• **Written instruction**: Copy all entries without alteration and skip the pictures they hold.

• **The input**:

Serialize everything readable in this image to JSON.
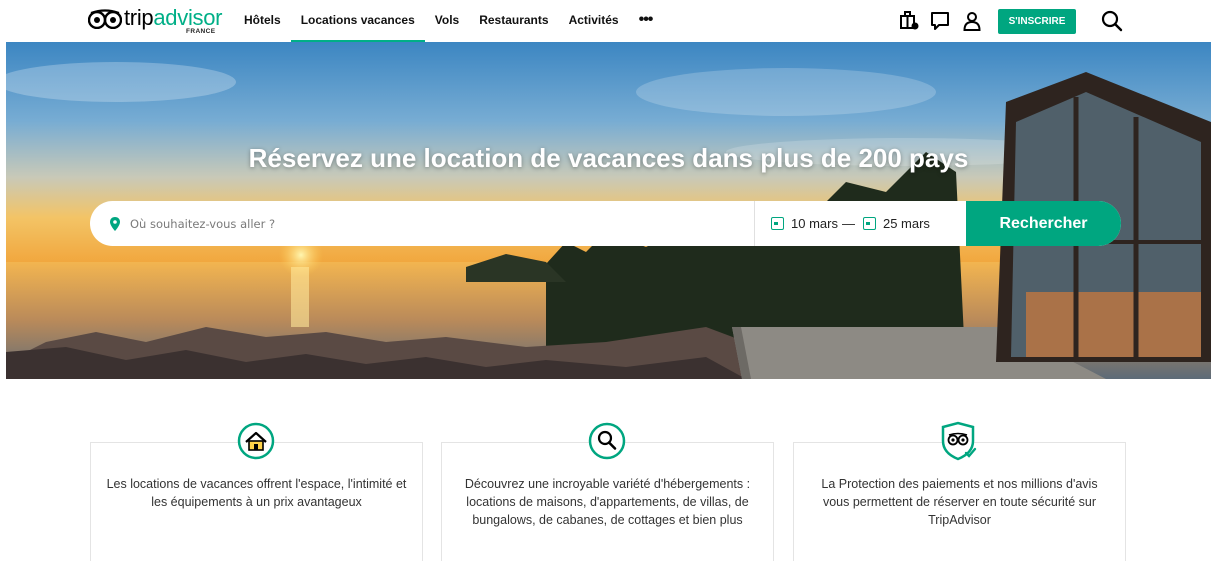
{
  "header": {
    "logo_trip": "trip",
    "logo_advisor": "advisor",
    "logo_sub": "FRANCE",
    "nav": [
      {
        "label": "Hôtels"
      },
      {
        "label": "Locations vacances",
        "active": true
      },
      {
        "label": "Vols"
      },
      {
        "label": "Restaurants"
      },
      {
        "label": "Activités"
      }
    ],
    "more_label": "•••",
    "signup_label": "S'INSCRIRE",
    "icons": [
      "trips-icon",
      "review-icon",
      "profile-icon",
      "search-icon"
    ]
  },
  "hero": {
    "title": "Réservez une location de vacances dans plus de 200 pays",
    "search": {
      "placeholder": "Où souhaitez-vous aller ?",
      "date_start": "10 mars",
      "date_sep": "—",
      "date_end": "25 mars",
      "button_label": "Rechercher"
    }
  },
  "features": [
    {
      "icon": "house-icon",
      "text": "Les locations de vacances offrent l'espace, l'intimité et les équipements à un prix avantageux"
    },
    {
      "icon": "magnifier-icon",
      "text": "Découvrez une incroyable variété d'hébergements : locations de maisons, d'appartements, de villas, de bungalows, de cabanes, de cottages et bien plus"
    },
    {
      "icon": "shield-owl-icon",
      "text": "La Protection des paiements et nos millions d'avis vous permettent de réserver en toute sécurité sur TripAdvisor"
    }
  ],
  "colors": {
    "brand_green": "#00a680",
    "logo_green": "#00af87"
  }
}
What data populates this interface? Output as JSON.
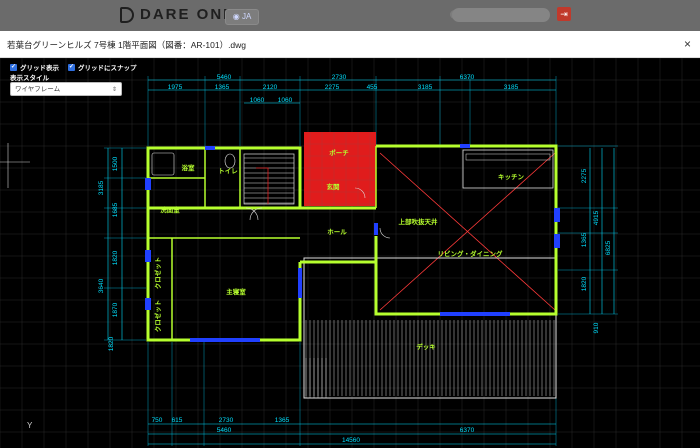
{
  "header": {
    "logo_text": "DARE ONE",
    "lang_label": "JA",
    "exit_icon": "exit-icon"
  },
  "doc": {
    "title": "若葉台グリーンヒルズ 7号棟 1階平面図（図番：AR-101）.dwg",
    "close_label": "×"
  },
  "controls": {
    "grid_display": "グリッド表示",
    "grid_snap": "グリッドにスナップ",
    "style_label": "表示スタイル",
    "style_value": "ワイヤフレーム"
  },
  "plan": {
    "dims_top_row1": [
      "5460",
      "2730",
      "6370"
    ],
    "dims_top_row2": [
      "1975",
      "1365",
      "2120",
      "2275",
      "455",
      "3185",
      "3185"
    ],
    "dims_top_row3": [
      "1060",
      "1060"
    ],
    "dims_left": [
      "1500",
      "3185",
      "1685",
      "1820",
      "3640",
      "1870",
      "1820"
    ],
    "dims_right": [
      "2275",
      "4915",
      "1365",
      "1820",
      "6825",
      "910"
    ],
    "dims_bottom_row1": [
      "750",
      "615",
      "2730",
      "1365"
    ],
    "dims_bottom_row2": [
      "5460",
      "6370"
    ],
    "dims_bottom_total": "14560",
    "rooms": {
      "bath": "浴室",
      "toilet": "トイレ",
      "porch": "ポーチ",
      "entrance": "玄関",
      "kitchen": "キッチン",
      "washroom": "洗面室",
      "hall": "ホール",
      "atrium": "上部吹抜天井",
      "living": "リビング・ダイニング",
      "closet1": "クロゼット",
      "closet2": "クロゼット",
      "bedroom": "主寝室",
      "deck": "デッキ"
    },
    "axis_y": "Y",
    "colors": {
      "wall": "#b6ff2e",
      "dim": "#00e0ff",
      "grid": "#2a2a2a",
      "porch": "#e01c1c",
      "room_text": "#b6ff2e",
      "dim_text": "#00e0ff",
      "atrium_cross": "#ff3a3a"
    }
  }
}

• **Answer to this task**:
Serialize everything readable in this image to JSON.
{
  "header": {
    "logo_trip": "trip",
    "logo_advisor": "advisor",
    "logo_sub": "FRANCE",
    "nav": [
      {
        "label": "Hôtels"
      },
      {
        "label": "Locations vacances",
        "active": true
      },
      {
        "label": "Vols"
      },
      {
        "label": "Restaurants"
      },
      {
        "label": "Activités"
      }
    ],
    "more_label": "•••",
    "signup_label": "S'INSCRIRE",
    "icons": [
      "trips-icon",
      "review-icon",
      "profile-icon",
      "search-icon"
    ]
  },
  "hero": {
    "title": "Réservez une location de vacances dans plus de 200 pays",
    "search": {
      "placeholder": "Où souhaitez-vous aller ?",
      "date_start": "10 mars",
      "date_sep": "—",
      "date_end": "25 mars",
      "button_label": "Rechercher"
    }
  },
  "features": [
    {
      "icon": "house-icon",
      "text": "Les locations de vacances offrent l'espace, l'intimité et les équipements à un prix avantageux"
    },
    {
      "icon": "magnifier-icon",
      "text": "Découvrez une incroyable variété d'hébergements : locations de maisons, d'appartements, de villas, de bungalows, de cabanes, de cottages et bien plus"
    },
    {
      "icon": "shield-owl-icon",
      "text": "La Protection des paiements et nos millions d'avis vous permettent de réserver en toute sécurité sur TripAdvisor"
    }
  ],
  "colors": {
    "brand_green": "#00a680",
    "logo_green": "#00af87"
  }
}
What data populates this interface? Output as JSON.
{
  "header": {
    "logo_text": "DARE ONE",
    "lang_label": "JA",
    "exit_icon": "exit-icon"
  },
  "doc": {
    "title": "若葉台グリーンヒルズ 7号棟 1階平面図（図番：AR-101）.dwg",
    "close_label": "×"
  },
  "controls": {
    "grid_display": "グリッド表示",
    "grid_snap": "グリッドにスナップ",
    "style_label": "表示スタイル",
    "style_value": "ワイヤフレーム"
  },
  "plan": {
    "dims_top_row1": [
      "5460",
      "2730",
      "6370"
    ],
    "dims_top_row2": [
      "1975",
      "1365",
      "2120",
      "2275",
      "455",
      "3185",
      "3185"
    ],
    "dims_top_row3": [
      "1060",
      "1060"
    ],
    "dims_left": [
      "1500",
      "3185",
      "1685",
      "1820",
      "3640",
      "1870",
      "1820"
    ],
    "dims_right": [
      "2275",
      "4915",
      "1365",
      "1820",
      "6825",
      "910"
    ],
    "dims_bottom_row1": [
      "750",
      "615",
      "2730",
      "1365"
    ],
    "dims_bottom_row2": [
      "5460",
      "6370"
    ],
    "dims_bottom_total": "14560",
    "rooms": {
      "bath": "浴室",
      "toilet": "トイレ",
      "porch": "ポーチ",
      "entrance": "玄関",
      "kitchen": "キッチン",
      "washroom": "洗面室",
      "hall": "ホール",
      "atrium": "上部吹抜天井",
      "living": "リビング・ダイニング",
      "closet1": "クロゼット",
      "closet2": "クロゼット",
      "bedroom": "主寝室",
      "deck": "デッキ"
    },
    "axis_y": "Y",
    "colors": {
      "wall": "#b6ff2e",
      "dim": "#00e0ff",
      "grid": "#2a2a2a",
      "porch": "#e01c1c",
      "room_text": "#b6ff2e",
      "dim_text": "#00e0ff",
      "atrium_cross": "#ff3a3a"
    }
  }
}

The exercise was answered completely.